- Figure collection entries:
───
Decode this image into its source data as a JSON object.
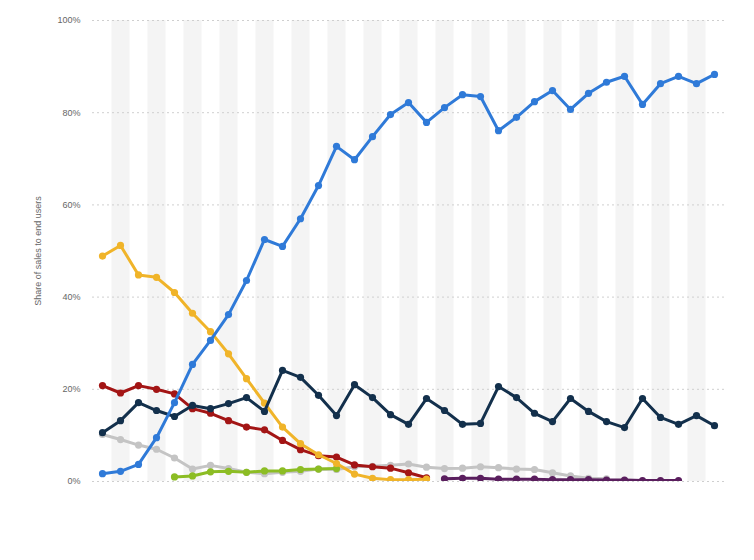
{
  "chart_data": {
    "type": "line",
    "y_label": "Share of sales to end users",
    "categories": [
      null,
      null,
      null,
      null,
      null,
      null,
      null,
      null,
      null,
      null,
      null,
      null,
      null,
      null,
      null,
      null,
      null,
      null,
      null,
      null,
      null,
      null,
      null,
      null,
      null,
      null,
      null,
      null,
      null,
      null,
      null,
      null,
      null,
      null,
      null
    ],
    "ylim": [
      0,
      100
    ],
    "yticks": [
      {
        "value": 0,
        "label": "0%"
      },
      {
        "value": 20,
        "label": "20%"
      },
      {
        "value": 40,
        "label": "40%"
      },
      {
        "value": 60,
        "label": "60%"
      },
      {
        "value": 80,
        "label": "80%"
      },
      {
        "value": 100,
        "label": "100%"
      }
    ],
    "grid": true,
    "tick_labels": "y",
    "marker": "circle",
    "series": [
      {
        "color": "#c4c4c4",
        "values": [
          10.2,
          9.1,
          7.9,
          7.0,
          5.1,
          2.7,
          3.5,
          2.8,
          2.0,
          1.7,
          2.0,
          2.2,
          2.7,
          2.6,
          3.2,
          3.3,
          3.5,
          3.8,
          3.1,
          2.8,
          2.9,
          3.2,
          3.0,
          2.7,
          2.6,
          1.9,
          1.2,
          0.7,
          0.6,
          null,
          null,
          null,
          null,
          null,
          null
        ]
      },
      {
        "color": "#8cbd24",
        "values": [
          null,
          null,
          null,
          null,
          1.0,
          1.2,
          2.1,
          2.2,
          2.0,
          2.3,
          2.3,
          2.6,
          2.7,
          2.8,
          null,
          null,
          null,
          null,
          null,
          null,
          null,
          null,
          null,
          null,
          null,
          null,
          null,
          null,
          null,
          null,
          null,
          null,
          null,
          null,
          null
        ]
      },
      {
        "color": "#5a1e5e",
        "values": [
          null,
          null,
          null,
          null,
          null,
          null,
          null,
          null,
          null,
          null,
          null,
          null,
          null,
          null,
          null,
          null,
          null,
          null,
          null,
          0.6,
          0.7,
          0.7,
          0.5,
          0.5,
          0.5,
          0.4,
          0.4,
          0.4,
          0.3,
          0.3,
          0.2,
          0.2,
          0.2,
          null,
          null
        ]
      },
      {
        "color": "#a31515",
        "values": [
          20.8,
          19.2,
          20.8,
          20.0,
          19.0,
          15.8,
          14.8,
          13.2,
          11.8,
          11.2,
          8.9,
          6.9,
          5.6,
          5.3,
          3.6,
          3.2,
          2.9,
          1.9,
          0.8,
          null,
          null,
          null,
          null,
          null,
          null,
          null,
          null,
          null,
          null,
          null,
          null,
          null,
          null,
          null,
          null
        ]
      },
      {
        "color": "#f0b429",
        "values": [
          48.9,
          51.2,
          44.8,
          44.3,
          41.0,
          36.5,
          32.5,
          27.7,
          22.3,
          17.0,
          11.8,
          8.2,
          5.8,
          3.9,
          1.6,
          0.7,
          0.4,
          0.4,
          0.5,
          null,
          null,
          null,
          null,
          null,
          null,
          null,
          null,
          null,
          null,
          null,
          null,
          null,
          null,
          null,
          null
        ]
      },
      {
        "color": "#13304c",
        "values": [
          10.6,
          13.2,
          17.1,
          15.4,
          14.1,
          16.5,
          15.8,
          16.9,
          18.2,
          15.2,
          24.1,
          22.6,
          18.7,
          14.3,
          21.0,
          18.2,
          14.5,
          12.4,
          18.0,
          15.4,
          12.4,
          12.6,
          20.6,
          18.2,
          14.8,
          13.0,
          18.0,
          15.2,
          13.0,
          11.7,
          18.0,
          13.9,
          12.4,
          14.3,
          12.1
        ]
      },
      {
        "color": "#2f7ad8",
        "values": [
          1.7,
          2.2,
          3.7,
          9.5,
          17.1,
          25.4,
          30.6,
          36.2,
          43.6,
          52.5,
          51.0,
          57.0,
          64.2,
          72.7,
          69.8,
          74.8,
          79.6,
          82.2,
          77.9,
          81.1,
          83.9,
          83.5,
          76.1,
          79.0,
          82.4,
          84.8,
          80.7,
          84.2,
          86.6,
          87.9,
          81.8,
          86.3,
          87.9,
          86.3,
          88.3
        ]
      }
    ]
  }
}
───
- TASK PROMPT: Omit every picture while copying the listing above exactly.

- ANSWER TO THIS EXERCISE:
Decode this image into its source data as a JSON object.
{
  "chart_data": {
    "type": "line",
    "y_label": "Share of sales to end users",
    "categories": [
      null,
      null,
      null,
      null,
      null,
      null,
      null,
      null,
      null,
      null,
      null,
      null,
      null,
      null,
      null,
      null,
      null,
      null,
      null,
      null,
      null,
      null,
      null,
      null,
      null,
      null,
      null,
      null,
      null,
      null,
      null,
      null,
      null,
      null,
      null
    ],
    "ylim": [
      0,
      100
    ],
    "yticks": [
      {
        "value": 0,
        "label": "0%"
      },
      {
        "value": 20,
        "label": "20%"
      },
      {
        "value": 40,
        "label": "40%"
      },
      {
        "value": 60,
        "label": "60%"
      },
      {
        "value": 80,
        "label": "80%"
      },
      {
        "value": 100,
        "label": "100%"
      }
    ],
    "grid": true,
    "tick_labels": "y",
    "marker": "circle",
    "series": [
      {
        "color": "#c4c4c4",
        "values": [
          10.2,
          9.1,
          7.9,
          7.0,
          5.1,
          2.7,
          3.5,
          2.8,
          2.0,
          1.7,
          2.0,
          2.2,
          2.7,
          2.6,
          3.2,
          3.3,
          3.5,
          3.8,
          3.1,
          2.8,
          2.9,
          3.2,
          3.0,
          2.7,
          2.6,
          1.9,
          1.2,
          0.7,
          0.6,
          null,
          null,
          null,
          null,
          null,
          null
        ]
      },
      {
        "color": "#8cbd24",
        "values": [
          null,
          null,
          null,
          null,
          1.0,
          1.2,
          2.1,
          2.2,
          2.0,
          2.3,
          2.3,
          2.6,
          2.7,
          2.8,
          null,
          null,
          null,
          null,
          null,
          null,
          null,
          null,
          null,
          null,
          null,
          null,
          null,
          null,
          null,
          null,
          null,
          null,
          null,
          null,
          null
        ]
      },
      {
        "color": "#5a1e5e",
        "values": [
          null,
          null,
          null,
          null,
          null,
          null,
          null,
          null,
          null,
          null,
          null,
          null,
          null,
          null,
          null,
          null,
          null,
          null,
          null,
          0.6,
          0.7,
          0.7,
          0.5,
          0.5,
          0.5,
          0.4,
          0.4,
          0.4,
          0.3,
          0.3,
          0.2,
          0.2,
          0.2,
          null,
          null
        ]
      },
      {
        "color": "#a31515",
        "values": [
          20.8,
          19.2,
          20.8,
          20.0,
          19.0,
          15.8,
          14.8,
          13.2,
          11.8,
          11.2,
          8.9,
          6.9,
          5.6,
          5.3,
          3.6,
          3.2,
          2.9,
          1.9,
          0.8,
          null,
          null,
          null,
          null,
          null,
          null,
          null,
          null,
          null,
          null,
          null,
          null,
          null,
          null,
          null,
          null
        ]
      },
      {
        "color": "#f0b429",
        "values": [
          48.9,
          51.2,
          44.8,
          44.3,
          41.0,
          36.5,
          32.5,
          27.7,
          22.3,
          17.0,
          11.8,
          8.2,
          5.8,
          3.9,
          1.6,
          0.7,
          0.4,
          0.4,
          0.5,
          null,
          null,
          null,
          null,
          null,
          null,
          null,
          null,
          null,
          null,
          null,
          null,
          null,
          null,
          null,
          null
        ]
      },
      {
        "color": "#13304c",
        "values": [
          10.6,
          13.2,
          17.1,
          15.4,
          14.1,
          16.5,
          15.8,
          16.9,
          18.2,
          15.2,
          24.1,
          22.6,
          18.7,
          14.3,
          21.0,
          18.2,
          14.5,
          12.4,
          18.0,
          15.4,
          12.4,
          12.6,
          20.6,
          18.2,
          14.8,
          13.0,
          18.0,
          15.2,
          13.0,
          11.7,
          18.0,
          13.9,
          12.4,
          14.3,
          12.1
        ]
      },
      {
        "color": "#2f7ad8",
        "values": [
          1.7,
          2.2,
          3.7,
          9.5,
          17.1,
          25.4,
          30.6,
          36.2,
          43.6,
          52.5,
          51.0,
          57.0,
          64.2,
          72.7,
          69.8,
          74.8,
          79.6,
          82.2,
          77.9,
          81.1,
          83.9,
          83.5,
          76.1,
          79.0,
          82.4,
          84.8,
          80.7,
          84.2,
          86.6,
          87.9,
          81.8,
          86.3,
          87.9,
          86.3,
          88.3
        ]
      }
    ]
  }
}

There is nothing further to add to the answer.